===== Rows =====

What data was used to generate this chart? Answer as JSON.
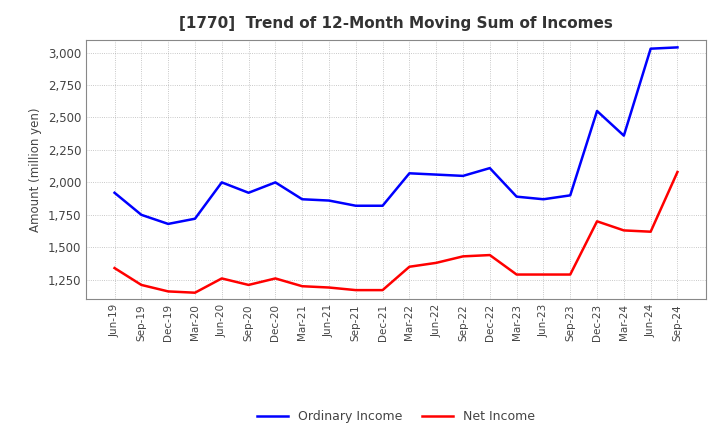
{
  "title": "[1770]  Trend of 12-Month Moving Sum of Incomes",
  "ylabel": "Amount (million yen)",
  "background_color": "#ffffff",
  "grid_color": "#999999",
  "x_labels": [
    "Jun-19",
    "Sep-19",
    "Dec-19",
    "Mar-20",
    "Jun-20",
    "Sep-20",
    "Dec-20",
    "Mar-21",
    "Jun-21",
    "Sep-21",
    "Dec-21",
    "Mar-22",
    "Jun-22",
    "Sep-22",
    "Dec-22",
    "Mar-23",
    "Jun-23",
    "Sep-23",
    "Dec-23",
    "Mar-24",
    "Jun-24",
    "Sep-24"
  ],
  "ordinary_income": [
    1920,
    1750,
    1680,
    1720,
    2000,
    1920,
    2000,
    1870,
    1860,
    1820,
    1820,
    2070,
    2060,
    2050,
    2110,
    1890,
    1870,
    1900,
    2550,
    2360,
    3030,
    3040
  ],
  "net_income": [
    1340,
    1210,
    1160,
    1150,
    1260,
    1210,
    1260,
    1200,
    1190,
    1170,
    1170,
    1350,
    1380,
    1430,
    1440,
    1290,
    1290,
    1290,
    1700,
    1630,
    1620,
    2080
  ],
  "ordinary_color": "#0000ff",
  "net_color": "#ff0000",
  "ylim_min": 1100,
  "ylim_max": 3100,
  "yticks": [
    1250,
    1500,
    1750,
    2000,
    2250,
    2500,
    2750,
    3000
  ],
  "line_width": 1.8,
  "title_fontsize": 11,
  "title_color": "#333333",
  "legend_labels": [
    "Ordinary Income",
    "Net Income"
  ],
  "tick_label_color": "#444444"
}
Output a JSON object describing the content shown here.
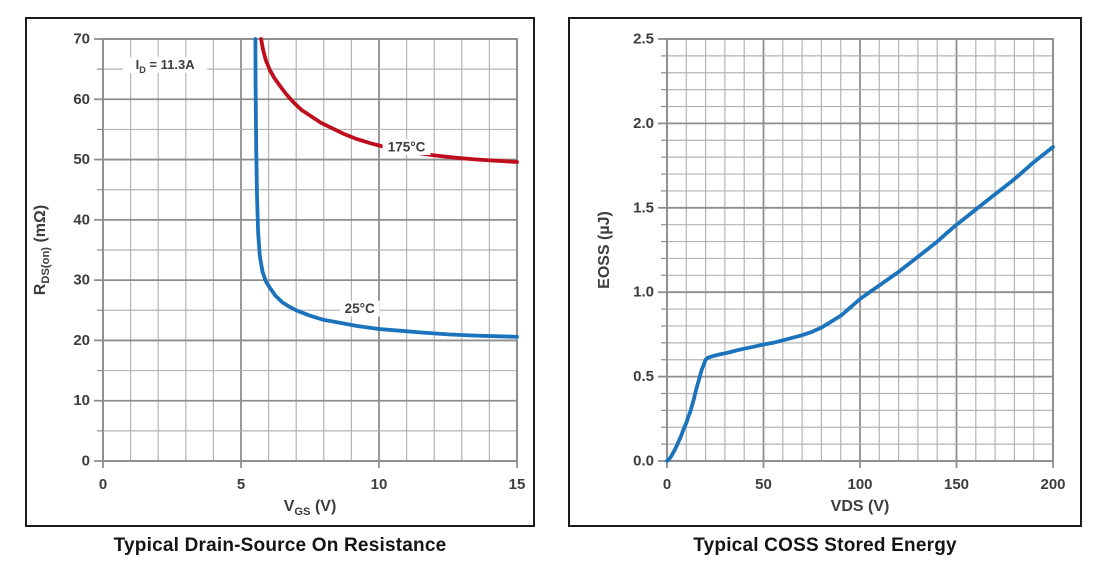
{
  "page": {
    "background": "#ffffff"
  },
  "colors": {
    "blue_curve": "#1b73bc",
    "red_curve": "#be0e1c",
    "grid_minor": "#b4b4b4",
    "grid_major": "#8e8e8e",
    "label_text": "#3d3d3d",
    "frame": "#1c1c1c"
  },
  "chart_data": [
    {
      "type": "line",
      "title": "Typical Drain-Source On Resistance",
      "xlabel": "VGS (V)",
      "xlabel_parts": [
        {
          "t": "V"
        },
        {
          "t": "GS",
          "sub": true
        },
        {
          "t": " (V)"
        }
      ],
      "ylabel": "RDS(on) (mΩ)",
      "ylabel_parts": [
        {
          "t": "R"
        },
        {
          "t": "DS(on)",
          "sub": true
        },
        {
          "t": " (mΩ)"
        }
      ],
      "xlim": [
        0,
        15
      ],
      "ylim": [
        0,
        70
      ],
      "x_minor": 1,
      "y_minor": 5,
      "grid": true,
      "x_ticks": {
        "values": [
          0,
          5,
          10,
          15
        ],
        "labels": [
          "0",
          "5",
          "10",
          "15"
        ]
      },
      "y_ticks": {
        "values": [
          0,
          10,
          20,
          30,
          40,
          50,
          60,
          70
        ],
        "labels": [
          "0",
          "10",
          "20",
          "30",
          "40",
          "50",
          "60",
          "70"
        ]
      },
      "annotations": [
        {
          "parts": [
            {
              "t": "I"
            },
            {
              "t": "D",
              "sub": true
            },
            {
              "t": " = 11.3A"
            }
          ],
          "text": "ID = 11.3A",
          "x": 2.25,
          "y": 65.7,
          "w": 84
        }
      ],
      "series": [
        {
          "name": "175°C",
          "color": "#be0e1c",
          "label_x": 11.0,
          "label_y": 52.1,
          "points": [
            [
              5.73,
              70
            ],
            [
              5.8,
              68.2
            ],
            [
              5.9,
              66.5
            ],
            [
              6.05,
              64.8
            ],
            [
              6.2,
              63.6
            ],
            [
              6.4,
              62.3
            ],
            [
              6.65,
              60.8
            ],
            [
              6.9,
              59.5
            ],
            [
              7.2,
              58.2
            ],
            [
              7.5,
              57.3
            ],
            [
              7.9,
              56.1
            ],
            [
              8.3,
              55.2
            ],
            [
              8.7,
              54.3
            ],
            [
              9.2,
              53.4
            ],
            [
              9.7,
              52.7
            ],
            [
              10.2,
              52.1
            ],
            [
              10.8,
              51.6
            ],
            [
              11.4,
              51.1
            ],
            [
              12.0,
              50.7
            ],
            [
              12.8,
              50.3
            ],
            [
              13.6,
              50.0
            ],
            [
              14.3,
              49.8
            ],
            [
              15,
              49.6
            ]
          ]
        },
        {
          "name": "25°C",
          "color": "#1b73bc",
          "label_x": 9.3,
          "label_y": 25.3,
          "points": [
            [
              5.52,
              70
            ],
            [
              5.53,
              62
            ],
            [
              5.55,
              52
            ],
            [
              5.58,
              44
            ],
            [
              5.62,
              38
            ],
            [
              5.68,
              34
            ],
            [
              5.78,
              31.4
            ],
            [
              5.9,
              29.8
            ],
            [
              6.05,
              28.7
            ],
            [
              6.25,
              27.4
            ],
            [
              6.5,
              26.3
            ],
            [
              6.75,
              25.6
            ],
            [
              7.0,
              25.0
            ],
            [
              7.5,
              24.1
            ],
            [
              8.0,
              23.4
            ],
            [
              8.6,
              22.9
            ],
            [
              9.2,
              22.4
            ],
            [
              10.0,
              21.9
            ],
            [
              10.8,
              21.6
            ],
            [
              11.6,
              21.3
            ],
            [
              12.5,
              21.0
            ],
            [
              13.5,
              20.8
            ],
            [
              14.2,
              20.7
            ],
            [
              15,
              20.6
            ]
          ]
        }
      ]
    },
    {
      "type": "line",
      "title": "Typical COSS Stored Energy",
      "xlabel": "VDS (V)",
      "xlabel_parts": [
        {
          "t": "VDS (V)"
        }
      ],
      "ylabel": "EOSS (µJ)",
      "ylabel_parts": [
        {
          "t": "EOSS (µJ)"
        }
      ],
      "xlim": [
        0,
        200
      ],
      "ylim": [
        0,
        2.5
      ],
      "x_minor": 10,
      "y_minor": 0.1,
      "grid": true,
      "x_ticks": {
        "values": [
          0,
          50,
          100,
          150,
          200
        ],
        "labels": [
          "0",
          "50",
          "100",
          "150",
          "200"
        ]
      },
      "y_ticks": {
        "values": [
          0,
          0.5,
          1.0,
          1.5,
          2.0,
          2.5
        ],
        "labels": [
          "0.0",
          "0.5",
          "1.0",
          "1.5",
          "2.0",
          "2.5"
        ]
      },
      "annotations": [],
      "series": [
        {
          "name": "EOSS",
          "color": "#1b73bc",
          "points": [
            [
              0,
              0
            ],
            [
              1,
              0.01
            ],
            [
              2,
              0.025
            ],
            [
              3,
              0.045
            ],
            [
              4,
              0.065
            ],
            [
              5,
              0.09
            ],
            [
              6,
              0.115
            ],
            [
              7,
              0.14
            ],
            [
              8,
              0.17
            ],
            [
              9,
              0.2
            ],
            [
              10,
              0.225
            ],
            [
              11,
              0.26
            ],
            [
              12,
              0.29
            ],
            [
              13,
              0.33
            ],
            [
              14,
              0.37
            ],
            [
              15,
              0.42
            ],
            [
              16,
              0.46
            ],
            [
              17,
              0.5
            ],
            [
              18,
              0.54
            ],
            [
              19,
              0.57
            ],
            [
              20,
              0.6
            ],
            [
              21,
              0.61
            ],
            [
              22,
              0.615
            ],
            [
              24,
              0.622
            ],
            [
              26,
              0.628
            ],
            [
              28,
              0.633
            ],
            [
              30,
              0.638
            ],
            [
              33,
              0.646
            ],
            [
              36,
              0.655
            ],
            [
              40,
              0.665
            ],
            [
              45,
              0.677
            ],
            [
              50,
              0.69
            ],
            [
              55,
              0.7
            ],
            [
              60,
              0.715
            ],
            [
              65,
              0.73
            ],
            [
              70,
              0.745
            ],
            [
              75,
              0.765
            ],
            [
              80,
              0.79
            ],
            [
              85,
              0.825
            ],
            [
              90,
              0.86
            ],
            [
              95,
              0.91
            ],
            [
              100,
              0.96
            ],
            [
              105,
              1.0
            ],
            [
              110,
              1.04
            ],
            [
              115,
              1.08
            ],
            [
              120,
              1.12
            ],
            [
              125,
              1.165
            ],
            [
              130,
              1.21
            ],
            [
              135,
              1.255
            ],
            [
              140,
              1.3
            ],
            [
              145,
              1.35
            ],
            [
              150,
              1.4
            ],
            [
              155,
              1.445
            ],
            [
              160,
              1.49
            ],
            [
              165,
              1.535
            ],
            [
              170,
              1.58
            ],
            [
              175,
              1.625
            ],
            [
              180,
              1.67
            ],
            [
              185,
              1.72
            ],
            [
              190,
              1.77
            ],
            [
              195,
              1.815
            ],
            [
              200,
              1.86
            ]
          ]
        }
      ]
    }
  ]
}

=====

Which lines contain "JSON"? Copy each of them.

### Correct output
What data was used to generate this chart? Answer as JSON.
Output a JSON object describing the content shown here.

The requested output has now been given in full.